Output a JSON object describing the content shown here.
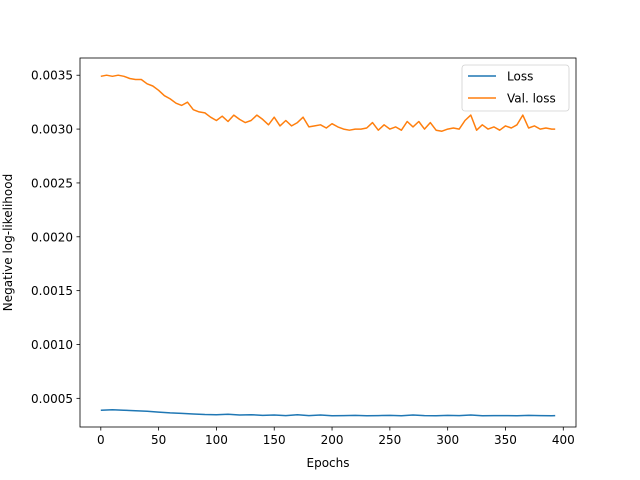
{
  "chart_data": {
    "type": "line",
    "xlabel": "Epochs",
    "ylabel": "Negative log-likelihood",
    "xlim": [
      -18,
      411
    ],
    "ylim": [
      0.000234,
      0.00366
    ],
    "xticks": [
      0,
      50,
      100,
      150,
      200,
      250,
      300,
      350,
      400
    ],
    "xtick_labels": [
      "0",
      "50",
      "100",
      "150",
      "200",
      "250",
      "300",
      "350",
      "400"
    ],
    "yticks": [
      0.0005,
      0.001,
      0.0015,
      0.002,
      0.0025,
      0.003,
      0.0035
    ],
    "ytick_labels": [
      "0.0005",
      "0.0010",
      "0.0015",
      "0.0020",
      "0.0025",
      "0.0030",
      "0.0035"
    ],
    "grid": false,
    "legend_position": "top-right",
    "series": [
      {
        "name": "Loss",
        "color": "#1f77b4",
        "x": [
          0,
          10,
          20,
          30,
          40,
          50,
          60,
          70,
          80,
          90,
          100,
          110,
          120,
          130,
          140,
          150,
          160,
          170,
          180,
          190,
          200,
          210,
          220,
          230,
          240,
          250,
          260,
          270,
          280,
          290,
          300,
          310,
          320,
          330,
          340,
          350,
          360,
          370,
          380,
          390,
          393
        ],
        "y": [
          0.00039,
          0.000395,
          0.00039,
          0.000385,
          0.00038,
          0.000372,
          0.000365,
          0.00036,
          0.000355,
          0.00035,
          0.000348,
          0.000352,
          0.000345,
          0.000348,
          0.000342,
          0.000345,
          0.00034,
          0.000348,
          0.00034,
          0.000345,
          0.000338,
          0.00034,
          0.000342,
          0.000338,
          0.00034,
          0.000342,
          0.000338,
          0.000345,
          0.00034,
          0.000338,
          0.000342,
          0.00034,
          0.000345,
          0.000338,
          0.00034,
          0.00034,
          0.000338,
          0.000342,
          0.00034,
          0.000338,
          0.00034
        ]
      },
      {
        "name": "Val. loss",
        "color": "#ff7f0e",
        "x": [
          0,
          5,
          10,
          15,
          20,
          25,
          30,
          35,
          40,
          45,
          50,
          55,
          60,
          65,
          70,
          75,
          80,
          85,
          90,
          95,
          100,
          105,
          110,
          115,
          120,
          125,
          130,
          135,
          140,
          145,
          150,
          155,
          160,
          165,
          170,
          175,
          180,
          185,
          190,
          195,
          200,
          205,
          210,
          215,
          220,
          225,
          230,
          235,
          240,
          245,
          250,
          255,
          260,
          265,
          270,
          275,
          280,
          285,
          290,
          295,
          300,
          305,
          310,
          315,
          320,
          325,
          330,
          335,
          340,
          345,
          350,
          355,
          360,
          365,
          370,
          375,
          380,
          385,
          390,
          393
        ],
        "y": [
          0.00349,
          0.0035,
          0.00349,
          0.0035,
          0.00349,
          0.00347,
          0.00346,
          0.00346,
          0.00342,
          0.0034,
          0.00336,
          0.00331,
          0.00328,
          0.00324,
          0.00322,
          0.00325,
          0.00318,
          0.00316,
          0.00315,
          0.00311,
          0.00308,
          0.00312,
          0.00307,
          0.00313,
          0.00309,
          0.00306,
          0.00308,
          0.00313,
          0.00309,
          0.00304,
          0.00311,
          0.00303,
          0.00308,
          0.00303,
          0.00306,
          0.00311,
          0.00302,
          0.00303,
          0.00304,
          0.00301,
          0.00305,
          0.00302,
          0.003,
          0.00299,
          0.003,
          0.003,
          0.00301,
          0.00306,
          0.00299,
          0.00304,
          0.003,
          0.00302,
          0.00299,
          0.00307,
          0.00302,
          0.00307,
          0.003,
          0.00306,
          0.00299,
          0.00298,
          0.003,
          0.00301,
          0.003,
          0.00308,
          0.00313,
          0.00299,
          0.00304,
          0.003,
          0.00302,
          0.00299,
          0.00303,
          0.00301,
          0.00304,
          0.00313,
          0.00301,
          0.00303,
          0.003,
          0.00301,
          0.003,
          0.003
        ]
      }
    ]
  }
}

* * *

## Given task
Reproduce the entries above word for word. Pictures stay out.

## Task response
Output a JSON object describing the content shown here.
{
  "chart_data": {
    "type": "line",
    "xlabel": "Epochs",
    "ylabel": "Negative log-likelihood",
    "xlim": [
      -18,
      411
    ],
    "ylim": [
      0.000234,
      0.00366
    ],
    "xticks": [
      0,
      50,
      100,
      150,
      200,
      250,
      300,
      350,
      400
    ],
    "xtick_labels": [
      "0",
      "50",
      "100",
      "150",
      "200",
      "250",
      "300",
      "350",
      "400"
    ],
    "yticks": [
      0.0005,
      0.001,
      0.0015,
      0.002,
      0.0025,
      0.003,
      0.0035
    ],
    "ytick_labels": [
      "0.0005",
      "0.0010",
      "0.0015",
      "0.0020",
      "0.0025",
      "0.0030",
      "0.0035"
    ],
    "grid": false,
    "legend_position": "top-right",
    "series": [
      {
        "name": "Loss",
        "color": "#1f77b4",
        "x": [
          0,
          10,
          20,
          30,
          40,
          50,
          60,
          70,
          80,
          90,
          100,
          110,
          120,
          130,
          140,
          150,
          160,
          170,
          180,
          190,
          200,
          210,
          220,
          230,
          240,
          250,
          260,
          270,
          280,
          290,
          300,
          310,
          320,
          330,
          340,
          350,
          360,
          370,
          380,
          390,
          393
        ],
        "y": [
          0.00039,
          0.000395,
          0.00039,
          0.000385,
          0.00038,
          0.000372,
          0.000365,
          0.00036,
          0.000355,
          0.00035,
          0.000348,
          0.000352,
          0.000345,
          0.000348,
          0.000342,
          0.000345,
          0.00034,
          0.000348,
          0.00034,
          0.000345,
          0.000338,
          0.00034,
          0.000342,
          0.000338,
          0.00034,
          0.000342,
          0.000338,
          0.000345,
          0.00034,
          0.000338,
          0.000342,
          0.00034,
          0.000345,
          0.000338,
          0.00034,
          0.00034,
          0.000338,
          0.000342,
          0.00034,
          0.000338,
          0.00034
        ]
      },
      {
        "name": "Val. loss",
        "color": "#ff7f0e",
        "x": [
          0,
          5,
          10,
          15,
          20,
          25,
          30,
          35,
          40,
          45,
          50,
          55,
          60,
          65,
          70,
          75,
          80,
          85,
          90,
          95,
          100,
          105,
          110,
          115,
          120,
          125,
          130,
          135,
          140,
          145,
          150,
          155,
          160,
          165,
          170,
          175,
          180,
          185,
          190,
          195,
          200,
          205,
          210,
          215,
          220,
          225,
          230,
          235,
          240,
          245,
          250,
          255,
          260,
          265,
          270,
          275,
          280,
          285,
          290,
          295,
          300,
          305,
          310,
          315,
          320,
          325,
          330,
          335,
          340,
          345,
          350,
          355,
          360,
          365,
          370,
          375,
          380,
          385,
          390,
          393
        ],
        "y": [
          0.00349,
          0.0035,
          0.00349,
          0.0035,
          0.00349,
          0.00347,
          0.00346,
          0.00346,
          0.00342,
          0.0034,
          0.00336,
          0.00331,
          0.00328,
          0.00324,
          0.00322,
          0.00325,
          0.00318,
          0.00316,
          0.00315,
          0.00311,
          0.00308,
          0.00312,
          0.00307,
          0.00313,
          0.00309,
          0.00306,
          0.00308,
          0.00313,
          0.00309,
          0.00304,
          0.00311,
          0.00303,
          0.00308,
          0.00303,
          0.00306,
          0.00311,
          0.00302,
          0.00303,
          0.00304,
          0.00301,
          0.00305,
          0.00302,
          0.003,
          0.00299,
          0.003,
          0.003,
          0.00301,
          0.00306,
          0.00299,
          0.00304,
          0.003,
          0.00302,
          0.00299,
          0.00307,
          0.00302,
          0.00307,
          0.003,
          0.00306,
          0.00299,
          0.00298,
          0.003,
          0.00301,
          0.003,
          0.00308,
          0.00313,
          0.00299,
          0.00304,
          0.003,
          0.00302,
          0.00299,
          0.00303,
          0.00301,
          0.00304,
          0.00313,
          0.00301,
          0.00303,
          0.003,
          0.00301,
          0.003,
          0.003
        ]
      }
    ]
  }
}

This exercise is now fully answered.